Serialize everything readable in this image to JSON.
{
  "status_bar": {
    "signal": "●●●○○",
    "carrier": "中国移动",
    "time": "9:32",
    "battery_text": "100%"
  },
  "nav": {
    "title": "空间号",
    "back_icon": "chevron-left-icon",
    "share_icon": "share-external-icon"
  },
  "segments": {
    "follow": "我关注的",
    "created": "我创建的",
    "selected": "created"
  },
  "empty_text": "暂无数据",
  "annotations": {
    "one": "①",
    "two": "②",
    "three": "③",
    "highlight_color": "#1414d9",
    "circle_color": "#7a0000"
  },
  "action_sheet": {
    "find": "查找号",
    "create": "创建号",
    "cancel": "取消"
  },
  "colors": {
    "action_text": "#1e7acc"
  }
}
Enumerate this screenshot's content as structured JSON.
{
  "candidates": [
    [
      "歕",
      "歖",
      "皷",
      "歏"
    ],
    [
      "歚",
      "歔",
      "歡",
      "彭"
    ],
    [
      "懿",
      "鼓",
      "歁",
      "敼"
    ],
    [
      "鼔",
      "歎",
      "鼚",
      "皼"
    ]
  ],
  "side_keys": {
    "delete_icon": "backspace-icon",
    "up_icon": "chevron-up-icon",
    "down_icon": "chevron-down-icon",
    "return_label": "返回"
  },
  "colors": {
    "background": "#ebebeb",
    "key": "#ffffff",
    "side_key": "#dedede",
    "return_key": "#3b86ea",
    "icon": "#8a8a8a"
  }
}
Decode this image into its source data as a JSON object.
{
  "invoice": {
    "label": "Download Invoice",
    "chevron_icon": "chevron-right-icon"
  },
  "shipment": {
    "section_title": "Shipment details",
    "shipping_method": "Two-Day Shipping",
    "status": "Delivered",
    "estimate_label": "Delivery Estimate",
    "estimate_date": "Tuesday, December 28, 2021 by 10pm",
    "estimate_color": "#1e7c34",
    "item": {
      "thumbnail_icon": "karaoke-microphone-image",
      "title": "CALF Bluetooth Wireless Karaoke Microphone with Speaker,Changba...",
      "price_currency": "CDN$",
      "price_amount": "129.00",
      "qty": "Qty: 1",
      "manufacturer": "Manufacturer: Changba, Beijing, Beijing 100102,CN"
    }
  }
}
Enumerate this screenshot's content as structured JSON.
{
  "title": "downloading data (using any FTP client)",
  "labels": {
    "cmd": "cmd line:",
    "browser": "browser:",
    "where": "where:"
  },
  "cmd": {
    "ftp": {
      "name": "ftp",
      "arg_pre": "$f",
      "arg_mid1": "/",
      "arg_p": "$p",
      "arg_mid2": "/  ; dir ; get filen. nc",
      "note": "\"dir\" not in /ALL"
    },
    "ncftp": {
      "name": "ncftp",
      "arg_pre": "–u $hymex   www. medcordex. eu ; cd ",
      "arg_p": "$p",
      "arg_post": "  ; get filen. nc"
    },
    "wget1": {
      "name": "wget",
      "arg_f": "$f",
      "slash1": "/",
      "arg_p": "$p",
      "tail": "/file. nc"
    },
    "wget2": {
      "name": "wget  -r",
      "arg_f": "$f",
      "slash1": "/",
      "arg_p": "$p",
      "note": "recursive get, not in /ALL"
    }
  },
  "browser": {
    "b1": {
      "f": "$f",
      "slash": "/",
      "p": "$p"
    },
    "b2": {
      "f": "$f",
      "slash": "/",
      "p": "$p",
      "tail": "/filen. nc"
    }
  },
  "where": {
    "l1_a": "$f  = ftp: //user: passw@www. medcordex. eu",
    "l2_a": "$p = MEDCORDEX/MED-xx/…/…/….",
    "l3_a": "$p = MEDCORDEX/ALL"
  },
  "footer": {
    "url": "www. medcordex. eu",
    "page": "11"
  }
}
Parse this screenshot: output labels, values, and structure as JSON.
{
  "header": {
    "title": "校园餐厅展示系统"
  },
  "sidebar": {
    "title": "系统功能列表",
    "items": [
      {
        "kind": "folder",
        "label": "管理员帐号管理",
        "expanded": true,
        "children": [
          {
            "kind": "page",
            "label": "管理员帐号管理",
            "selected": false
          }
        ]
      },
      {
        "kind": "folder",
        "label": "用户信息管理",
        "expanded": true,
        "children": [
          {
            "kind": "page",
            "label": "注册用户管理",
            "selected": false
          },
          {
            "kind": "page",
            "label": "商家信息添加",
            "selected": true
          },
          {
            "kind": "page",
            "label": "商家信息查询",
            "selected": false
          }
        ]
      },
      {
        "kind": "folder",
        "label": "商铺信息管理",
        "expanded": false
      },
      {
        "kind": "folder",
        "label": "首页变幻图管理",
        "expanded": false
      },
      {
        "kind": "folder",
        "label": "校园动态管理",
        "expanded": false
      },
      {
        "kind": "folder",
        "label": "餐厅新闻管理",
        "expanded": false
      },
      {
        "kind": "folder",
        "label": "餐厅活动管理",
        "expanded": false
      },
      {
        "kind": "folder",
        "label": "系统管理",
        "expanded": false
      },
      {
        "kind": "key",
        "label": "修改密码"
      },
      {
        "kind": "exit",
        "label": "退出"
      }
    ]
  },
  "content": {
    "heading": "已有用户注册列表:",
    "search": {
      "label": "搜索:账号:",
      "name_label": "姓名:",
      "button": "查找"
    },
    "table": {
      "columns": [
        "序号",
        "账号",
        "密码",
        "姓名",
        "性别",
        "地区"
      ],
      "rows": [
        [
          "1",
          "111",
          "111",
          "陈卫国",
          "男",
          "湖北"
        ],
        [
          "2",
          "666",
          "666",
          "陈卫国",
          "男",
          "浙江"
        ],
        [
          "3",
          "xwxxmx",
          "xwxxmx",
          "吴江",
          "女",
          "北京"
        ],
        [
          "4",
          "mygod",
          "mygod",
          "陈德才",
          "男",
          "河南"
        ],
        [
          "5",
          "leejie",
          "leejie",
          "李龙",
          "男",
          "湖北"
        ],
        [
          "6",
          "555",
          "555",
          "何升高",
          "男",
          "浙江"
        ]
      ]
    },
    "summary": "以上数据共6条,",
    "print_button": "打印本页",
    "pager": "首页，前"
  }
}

********************

**What needs to be done:** Count the lines of the material that include the word "data", then report only the total.

**Output for this task:** 2